▸ **Prompt**
Show all lines of the listing that hold the word "APPAREL".

------------

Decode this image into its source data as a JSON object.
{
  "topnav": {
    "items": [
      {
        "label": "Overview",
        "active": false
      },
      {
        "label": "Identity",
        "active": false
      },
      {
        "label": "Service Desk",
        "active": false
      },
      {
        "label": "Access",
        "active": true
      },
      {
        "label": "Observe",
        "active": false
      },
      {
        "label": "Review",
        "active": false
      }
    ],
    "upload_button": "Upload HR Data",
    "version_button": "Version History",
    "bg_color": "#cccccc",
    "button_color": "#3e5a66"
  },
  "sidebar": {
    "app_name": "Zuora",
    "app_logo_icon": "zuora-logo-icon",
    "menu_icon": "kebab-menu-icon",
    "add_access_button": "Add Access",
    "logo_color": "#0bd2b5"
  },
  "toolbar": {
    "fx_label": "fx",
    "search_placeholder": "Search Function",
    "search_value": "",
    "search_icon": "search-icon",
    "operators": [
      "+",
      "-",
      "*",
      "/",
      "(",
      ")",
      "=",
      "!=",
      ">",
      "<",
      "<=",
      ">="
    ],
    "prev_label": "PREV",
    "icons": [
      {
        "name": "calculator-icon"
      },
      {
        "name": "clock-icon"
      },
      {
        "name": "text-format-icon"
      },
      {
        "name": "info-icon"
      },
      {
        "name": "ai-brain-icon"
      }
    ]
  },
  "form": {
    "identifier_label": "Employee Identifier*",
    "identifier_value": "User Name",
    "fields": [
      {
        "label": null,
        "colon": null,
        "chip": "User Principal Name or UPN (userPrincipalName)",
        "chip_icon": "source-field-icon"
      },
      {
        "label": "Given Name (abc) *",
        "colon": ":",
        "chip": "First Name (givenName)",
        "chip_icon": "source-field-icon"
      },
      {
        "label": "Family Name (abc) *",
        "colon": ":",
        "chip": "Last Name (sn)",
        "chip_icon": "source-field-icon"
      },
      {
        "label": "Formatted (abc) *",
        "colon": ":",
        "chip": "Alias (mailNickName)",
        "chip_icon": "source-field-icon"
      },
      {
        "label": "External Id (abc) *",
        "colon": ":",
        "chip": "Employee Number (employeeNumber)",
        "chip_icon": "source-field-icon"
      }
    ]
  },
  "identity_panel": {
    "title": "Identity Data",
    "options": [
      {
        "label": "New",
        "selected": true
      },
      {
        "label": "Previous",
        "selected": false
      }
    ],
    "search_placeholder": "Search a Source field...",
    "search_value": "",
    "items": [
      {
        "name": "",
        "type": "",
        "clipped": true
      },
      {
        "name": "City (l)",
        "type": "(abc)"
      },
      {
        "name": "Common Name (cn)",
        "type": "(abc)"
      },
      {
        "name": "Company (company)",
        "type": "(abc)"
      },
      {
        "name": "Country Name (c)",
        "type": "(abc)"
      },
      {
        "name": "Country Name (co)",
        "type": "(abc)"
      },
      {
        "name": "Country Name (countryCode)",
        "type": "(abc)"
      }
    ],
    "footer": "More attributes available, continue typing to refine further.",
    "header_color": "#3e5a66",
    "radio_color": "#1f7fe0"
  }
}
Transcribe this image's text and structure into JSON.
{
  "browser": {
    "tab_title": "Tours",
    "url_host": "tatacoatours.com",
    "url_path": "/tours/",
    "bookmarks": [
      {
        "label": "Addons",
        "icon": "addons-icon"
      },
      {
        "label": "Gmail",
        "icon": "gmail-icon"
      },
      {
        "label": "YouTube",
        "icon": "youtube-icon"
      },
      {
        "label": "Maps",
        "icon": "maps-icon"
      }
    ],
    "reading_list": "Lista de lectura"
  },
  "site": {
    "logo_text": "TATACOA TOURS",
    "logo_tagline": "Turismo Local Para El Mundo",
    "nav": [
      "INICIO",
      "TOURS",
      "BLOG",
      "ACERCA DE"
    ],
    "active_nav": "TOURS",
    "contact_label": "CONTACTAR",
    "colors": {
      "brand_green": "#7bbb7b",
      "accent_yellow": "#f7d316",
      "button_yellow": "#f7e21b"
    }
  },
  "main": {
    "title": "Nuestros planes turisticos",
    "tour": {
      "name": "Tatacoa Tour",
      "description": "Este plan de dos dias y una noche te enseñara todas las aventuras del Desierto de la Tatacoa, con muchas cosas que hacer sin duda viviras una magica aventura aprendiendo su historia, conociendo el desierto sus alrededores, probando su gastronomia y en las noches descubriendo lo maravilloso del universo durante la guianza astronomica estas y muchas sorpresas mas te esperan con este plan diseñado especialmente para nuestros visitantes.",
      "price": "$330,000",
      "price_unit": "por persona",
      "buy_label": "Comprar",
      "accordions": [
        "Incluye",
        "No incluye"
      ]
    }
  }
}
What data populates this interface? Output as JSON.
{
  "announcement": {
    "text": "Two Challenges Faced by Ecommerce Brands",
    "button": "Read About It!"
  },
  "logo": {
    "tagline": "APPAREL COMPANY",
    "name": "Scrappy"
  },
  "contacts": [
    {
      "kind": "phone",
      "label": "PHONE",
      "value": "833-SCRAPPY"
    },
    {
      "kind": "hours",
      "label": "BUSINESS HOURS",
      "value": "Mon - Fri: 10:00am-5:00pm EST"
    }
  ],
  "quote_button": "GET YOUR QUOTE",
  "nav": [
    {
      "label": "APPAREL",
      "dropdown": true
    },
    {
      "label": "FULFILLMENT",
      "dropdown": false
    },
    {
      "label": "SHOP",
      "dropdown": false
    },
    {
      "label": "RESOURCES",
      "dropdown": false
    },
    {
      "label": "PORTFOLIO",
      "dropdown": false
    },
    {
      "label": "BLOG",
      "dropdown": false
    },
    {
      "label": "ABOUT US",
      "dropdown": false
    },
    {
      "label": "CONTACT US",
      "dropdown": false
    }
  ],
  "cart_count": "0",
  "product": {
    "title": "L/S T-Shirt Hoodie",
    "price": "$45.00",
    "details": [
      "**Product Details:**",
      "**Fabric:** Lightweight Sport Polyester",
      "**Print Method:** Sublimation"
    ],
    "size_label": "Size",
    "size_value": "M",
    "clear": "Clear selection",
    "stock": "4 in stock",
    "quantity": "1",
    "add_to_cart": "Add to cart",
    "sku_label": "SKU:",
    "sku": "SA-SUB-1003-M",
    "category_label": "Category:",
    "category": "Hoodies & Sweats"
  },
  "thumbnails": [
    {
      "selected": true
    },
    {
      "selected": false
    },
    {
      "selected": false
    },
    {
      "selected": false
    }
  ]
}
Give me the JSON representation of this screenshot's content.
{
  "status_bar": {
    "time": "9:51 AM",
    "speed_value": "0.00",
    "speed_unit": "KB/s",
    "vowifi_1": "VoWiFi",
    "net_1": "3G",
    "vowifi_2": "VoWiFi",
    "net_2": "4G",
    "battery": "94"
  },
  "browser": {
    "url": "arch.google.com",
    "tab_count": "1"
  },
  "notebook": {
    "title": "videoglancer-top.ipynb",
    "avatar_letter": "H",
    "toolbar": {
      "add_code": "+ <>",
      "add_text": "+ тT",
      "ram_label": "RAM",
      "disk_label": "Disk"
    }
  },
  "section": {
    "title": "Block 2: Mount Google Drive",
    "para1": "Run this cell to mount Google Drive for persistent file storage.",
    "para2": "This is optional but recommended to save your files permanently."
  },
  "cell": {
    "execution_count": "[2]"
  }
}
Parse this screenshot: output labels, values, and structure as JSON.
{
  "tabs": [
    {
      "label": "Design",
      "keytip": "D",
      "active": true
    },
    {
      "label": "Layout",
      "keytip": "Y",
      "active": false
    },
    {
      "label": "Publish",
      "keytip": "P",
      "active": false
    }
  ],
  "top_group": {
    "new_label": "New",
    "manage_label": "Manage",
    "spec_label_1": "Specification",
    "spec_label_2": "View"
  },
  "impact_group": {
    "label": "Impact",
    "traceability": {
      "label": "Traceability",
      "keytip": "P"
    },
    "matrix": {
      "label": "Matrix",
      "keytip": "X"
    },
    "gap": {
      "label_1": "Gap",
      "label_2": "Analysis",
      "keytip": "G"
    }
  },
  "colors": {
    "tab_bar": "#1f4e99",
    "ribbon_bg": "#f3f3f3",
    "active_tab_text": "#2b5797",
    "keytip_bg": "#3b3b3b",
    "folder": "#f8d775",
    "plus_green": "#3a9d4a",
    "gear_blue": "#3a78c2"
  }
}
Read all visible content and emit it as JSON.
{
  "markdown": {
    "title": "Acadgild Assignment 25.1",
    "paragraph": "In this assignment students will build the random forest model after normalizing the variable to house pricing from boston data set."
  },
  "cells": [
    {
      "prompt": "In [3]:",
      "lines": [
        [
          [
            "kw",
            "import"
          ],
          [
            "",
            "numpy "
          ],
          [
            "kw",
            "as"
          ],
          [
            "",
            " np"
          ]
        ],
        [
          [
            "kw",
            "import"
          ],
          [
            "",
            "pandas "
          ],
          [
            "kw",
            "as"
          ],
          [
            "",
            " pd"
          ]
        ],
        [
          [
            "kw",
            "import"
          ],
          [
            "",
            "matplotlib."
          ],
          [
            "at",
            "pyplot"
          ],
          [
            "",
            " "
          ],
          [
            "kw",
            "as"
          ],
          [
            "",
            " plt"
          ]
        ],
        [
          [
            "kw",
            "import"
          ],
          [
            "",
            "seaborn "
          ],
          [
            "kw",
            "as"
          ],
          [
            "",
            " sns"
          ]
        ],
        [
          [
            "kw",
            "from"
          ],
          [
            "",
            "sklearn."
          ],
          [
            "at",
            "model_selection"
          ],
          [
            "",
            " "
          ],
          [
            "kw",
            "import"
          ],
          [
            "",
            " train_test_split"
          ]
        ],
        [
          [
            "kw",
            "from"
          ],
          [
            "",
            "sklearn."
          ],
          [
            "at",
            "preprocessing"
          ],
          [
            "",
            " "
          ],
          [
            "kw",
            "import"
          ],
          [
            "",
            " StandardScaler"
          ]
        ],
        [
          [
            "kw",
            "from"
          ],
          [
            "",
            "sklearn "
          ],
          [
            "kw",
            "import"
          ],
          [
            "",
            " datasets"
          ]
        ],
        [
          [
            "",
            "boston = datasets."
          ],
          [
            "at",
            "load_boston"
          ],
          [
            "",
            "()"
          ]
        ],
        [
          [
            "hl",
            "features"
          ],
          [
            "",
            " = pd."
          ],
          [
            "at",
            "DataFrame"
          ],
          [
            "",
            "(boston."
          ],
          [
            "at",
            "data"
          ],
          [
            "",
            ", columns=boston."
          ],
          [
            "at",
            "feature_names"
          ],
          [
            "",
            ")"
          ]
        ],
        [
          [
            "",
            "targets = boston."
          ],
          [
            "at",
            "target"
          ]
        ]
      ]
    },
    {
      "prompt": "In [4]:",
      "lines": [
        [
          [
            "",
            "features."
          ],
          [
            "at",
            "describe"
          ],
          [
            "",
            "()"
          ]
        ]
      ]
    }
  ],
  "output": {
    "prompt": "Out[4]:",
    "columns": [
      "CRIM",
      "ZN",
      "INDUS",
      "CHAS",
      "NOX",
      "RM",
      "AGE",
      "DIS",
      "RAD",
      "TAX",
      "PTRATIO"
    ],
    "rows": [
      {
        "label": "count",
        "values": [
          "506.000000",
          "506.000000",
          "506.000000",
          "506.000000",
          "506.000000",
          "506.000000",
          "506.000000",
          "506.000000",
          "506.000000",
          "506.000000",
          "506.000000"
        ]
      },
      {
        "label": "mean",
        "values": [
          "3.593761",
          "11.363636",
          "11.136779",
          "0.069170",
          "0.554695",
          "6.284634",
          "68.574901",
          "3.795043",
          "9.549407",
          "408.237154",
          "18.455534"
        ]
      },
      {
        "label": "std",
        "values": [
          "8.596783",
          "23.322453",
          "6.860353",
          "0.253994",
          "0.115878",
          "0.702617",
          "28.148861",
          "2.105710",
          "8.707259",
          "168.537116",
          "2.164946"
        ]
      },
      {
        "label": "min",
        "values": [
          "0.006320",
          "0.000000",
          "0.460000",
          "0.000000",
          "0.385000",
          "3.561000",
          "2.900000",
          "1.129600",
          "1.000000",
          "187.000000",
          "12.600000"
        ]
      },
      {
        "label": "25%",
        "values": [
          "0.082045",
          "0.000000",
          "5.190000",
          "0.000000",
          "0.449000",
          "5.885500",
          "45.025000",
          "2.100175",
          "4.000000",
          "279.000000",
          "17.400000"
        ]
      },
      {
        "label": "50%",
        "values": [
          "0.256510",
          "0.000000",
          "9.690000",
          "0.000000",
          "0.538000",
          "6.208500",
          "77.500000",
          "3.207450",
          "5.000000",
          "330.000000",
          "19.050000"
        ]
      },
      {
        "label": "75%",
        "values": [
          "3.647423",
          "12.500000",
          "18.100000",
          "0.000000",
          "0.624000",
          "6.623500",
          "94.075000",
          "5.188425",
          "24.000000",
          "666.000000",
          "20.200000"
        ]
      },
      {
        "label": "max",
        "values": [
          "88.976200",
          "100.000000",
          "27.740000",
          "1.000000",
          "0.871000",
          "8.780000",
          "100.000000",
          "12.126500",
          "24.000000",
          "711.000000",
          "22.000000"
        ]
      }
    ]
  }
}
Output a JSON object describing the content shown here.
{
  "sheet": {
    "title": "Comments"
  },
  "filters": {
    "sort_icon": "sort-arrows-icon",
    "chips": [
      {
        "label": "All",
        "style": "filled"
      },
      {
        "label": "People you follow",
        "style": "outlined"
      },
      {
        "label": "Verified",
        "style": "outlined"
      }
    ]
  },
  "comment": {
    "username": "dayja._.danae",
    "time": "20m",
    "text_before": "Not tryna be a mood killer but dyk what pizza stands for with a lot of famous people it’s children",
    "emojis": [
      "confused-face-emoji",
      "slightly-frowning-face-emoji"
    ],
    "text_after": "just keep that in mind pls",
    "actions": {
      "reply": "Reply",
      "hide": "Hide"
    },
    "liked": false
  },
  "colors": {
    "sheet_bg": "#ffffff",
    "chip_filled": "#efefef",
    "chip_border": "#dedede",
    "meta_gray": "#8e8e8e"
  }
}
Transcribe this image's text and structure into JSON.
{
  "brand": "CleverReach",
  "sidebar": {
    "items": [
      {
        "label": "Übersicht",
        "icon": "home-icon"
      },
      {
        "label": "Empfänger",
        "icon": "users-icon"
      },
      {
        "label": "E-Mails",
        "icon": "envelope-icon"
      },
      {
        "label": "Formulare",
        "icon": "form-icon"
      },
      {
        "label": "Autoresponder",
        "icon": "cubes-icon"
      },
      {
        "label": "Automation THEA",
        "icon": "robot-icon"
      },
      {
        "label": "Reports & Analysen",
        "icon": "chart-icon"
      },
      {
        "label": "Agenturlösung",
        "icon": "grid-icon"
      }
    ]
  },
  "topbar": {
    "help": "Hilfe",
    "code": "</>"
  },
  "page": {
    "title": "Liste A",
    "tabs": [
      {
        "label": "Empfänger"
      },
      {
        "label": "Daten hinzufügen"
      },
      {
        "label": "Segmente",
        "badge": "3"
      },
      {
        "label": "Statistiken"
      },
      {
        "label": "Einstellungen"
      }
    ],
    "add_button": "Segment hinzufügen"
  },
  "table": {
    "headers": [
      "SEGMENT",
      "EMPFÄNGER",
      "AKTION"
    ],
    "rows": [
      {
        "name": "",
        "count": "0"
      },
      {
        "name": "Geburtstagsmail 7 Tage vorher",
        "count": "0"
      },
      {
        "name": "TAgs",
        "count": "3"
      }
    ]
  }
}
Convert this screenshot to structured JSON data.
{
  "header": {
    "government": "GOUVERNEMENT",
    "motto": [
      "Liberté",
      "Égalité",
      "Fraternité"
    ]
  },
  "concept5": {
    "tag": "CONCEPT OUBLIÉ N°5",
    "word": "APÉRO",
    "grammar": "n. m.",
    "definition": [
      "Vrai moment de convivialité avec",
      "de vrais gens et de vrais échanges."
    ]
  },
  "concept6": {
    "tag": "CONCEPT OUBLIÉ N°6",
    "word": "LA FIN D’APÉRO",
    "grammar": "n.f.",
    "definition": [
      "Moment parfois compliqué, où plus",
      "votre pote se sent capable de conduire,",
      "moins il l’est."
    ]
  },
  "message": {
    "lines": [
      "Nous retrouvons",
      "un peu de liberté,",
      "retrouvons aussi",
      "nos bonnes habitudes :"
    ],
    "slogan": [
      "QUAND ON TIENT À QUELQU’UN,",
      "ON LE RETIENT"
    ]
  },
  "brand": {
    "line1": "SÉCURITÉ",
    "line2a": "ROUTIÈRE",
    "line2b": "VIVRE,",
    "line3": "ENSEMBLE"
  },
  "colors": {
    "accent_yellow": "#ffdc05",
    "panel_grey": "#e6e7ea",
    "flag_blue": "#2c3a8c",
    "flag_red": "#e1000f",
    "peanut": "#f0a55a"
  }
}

------------

▸ **The output**
    "tagline": "APPAREL COMPANY",
      "label": "APPAREL",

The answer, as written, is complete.